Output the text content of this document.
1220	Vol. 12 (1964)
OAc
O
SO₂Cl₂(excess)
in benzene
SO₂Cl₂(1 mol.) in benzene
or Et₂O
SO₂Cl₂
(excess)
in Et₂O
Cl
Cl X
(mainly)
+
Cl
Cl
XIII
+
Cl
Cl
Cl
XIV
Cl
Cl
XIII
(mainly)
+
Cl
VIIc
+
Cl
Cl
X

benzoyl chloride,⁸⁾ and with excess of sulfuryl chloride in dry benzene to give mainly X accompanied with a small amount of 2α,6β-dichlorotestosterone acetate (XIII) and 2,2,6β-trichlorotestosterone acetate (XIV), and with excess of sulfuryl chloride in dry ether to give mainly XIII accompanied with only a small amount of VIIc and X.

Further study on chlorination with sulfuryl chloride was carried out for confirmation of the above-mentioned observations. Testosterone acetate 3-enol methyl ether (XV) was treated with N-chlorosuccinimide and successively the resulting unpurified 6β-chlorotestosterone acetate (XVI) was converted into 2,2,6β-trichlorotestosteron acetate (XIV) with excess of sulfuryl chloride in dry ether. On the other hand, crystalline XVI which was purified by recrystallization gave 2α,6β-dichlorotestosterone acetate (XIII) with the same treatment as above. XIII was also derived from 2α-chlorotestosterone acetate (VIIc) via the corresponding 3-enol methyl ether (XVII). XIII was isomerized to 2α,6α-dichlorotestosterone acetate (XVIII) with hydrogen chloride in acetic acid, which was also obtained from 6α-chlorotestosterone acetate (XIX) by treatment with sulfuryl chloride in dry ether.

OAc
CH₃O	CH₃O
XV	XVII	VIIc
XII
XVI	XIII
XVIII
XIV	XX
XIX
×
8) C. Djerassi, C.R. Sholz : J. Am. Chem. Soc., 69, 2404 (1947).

::::::::::

Task description: Please quote every record above exactly as it appears.

Solution for this task:
Output the text content of this document.
1220	Vol. 12 (1964)
OAc
O
SO₂Cl₂(excess)
in benzene
SO₂Cl₂(1 mol.) in benzene
or Et₂O
SO₂Cl₂
(excess)
in Et₂O
Cl
Cl X
(mainly)
+
Cl
Cl
XIII
+
Cl
Cl
Cl
XIV
Cl
Cl
XIII
(mainly)
+
Cl
VIIc
+
Cl
Cl
X

benzoyl chloride,⁸⁾ and with excess of sulfuryl chloride in dry benzene to give mainly X accompanied with a small amount of 2α,6β-dichlorotestosterone acetate (XIII) and 2,2,6β-trichlorotestosterone acetate (XIV), and with excess of sulfuryl chloride in dry ether to give mainly XIII accompanied with only a small amount of VIIc and X.

Further study on chlorination with sulfuryl chloride was carried out for confirmation of the above-mentioned observations. Testosterone acetate 3-enol methyl ether (XV) was treated with N-chlorosuccinimide and successively the resulting unpurified 6β-chlorotestosterone acetate (XVI) was converted into 2,2,6β-trichlorotestosteron acetate (XIV) with excess of sulfuryl chloride in dry ether. On the other hand, crystalline XVI which was purified by recrystallization gave 2α,6β-dichlorotestosterone acetate (XIII) with the same treatment as above. XIII was also derived from 2α-chlorotestosterone acetate (VIIc) via the corresponding 3-enol methyl ether (XVII). XIII was isomerized to 2α,6α-dichlorotestosterone acetate (XVIII) with hydrogen chloride in acetic acid, which was also obtained from 6α-chlorotestosterone acetate (XIX) by treatment with sulfuryl chloride in dry ether.

OAc
CH₃O	CH₃O
XV	XVII	VIIc
XII
XVI	XIII
XVIII
XIV	XX
XIX
×
8) C. Djerassi, C.R. Sholz : J. Am. Chem. Soc., 69, 2404 (1947).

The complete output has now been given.